**What you will do:** Write out each line from the data below that includes the word "icon".

**Dataset records:**
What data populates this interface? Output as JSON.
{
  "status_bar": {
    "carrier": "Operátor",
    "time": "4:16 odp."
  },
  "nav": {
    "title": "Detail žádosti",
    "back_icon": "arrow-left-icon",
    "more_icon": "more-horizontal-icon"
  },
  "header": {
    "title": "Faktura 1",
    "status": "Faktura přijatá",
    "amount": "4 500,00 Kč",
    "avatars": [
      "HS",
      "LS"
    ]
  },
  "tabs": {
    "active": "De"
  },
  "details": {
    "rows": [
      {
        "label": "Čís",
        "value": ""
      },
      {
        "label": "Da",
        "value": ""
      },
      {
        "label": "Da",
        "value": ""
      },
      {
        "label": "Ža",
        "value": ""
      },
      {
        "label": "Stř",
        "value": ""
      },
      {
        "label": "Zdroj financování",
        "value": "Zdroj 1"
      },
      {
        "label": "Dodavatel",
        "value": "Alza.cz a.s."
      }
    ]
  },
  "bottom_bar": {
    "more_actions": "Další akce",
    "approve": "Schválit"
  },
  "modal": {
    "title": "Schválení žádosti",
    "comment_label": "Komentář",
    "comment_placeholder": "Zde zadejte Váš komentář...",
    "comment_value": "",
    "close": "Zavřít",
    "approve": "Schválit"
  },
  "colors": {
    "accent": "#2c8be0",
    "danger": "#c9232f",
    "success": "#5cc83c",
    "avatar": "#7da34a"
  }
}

**Task answer:**
    "back_icon": "arrow-left-icon",
    "more_icon": "more-horizontal-icon"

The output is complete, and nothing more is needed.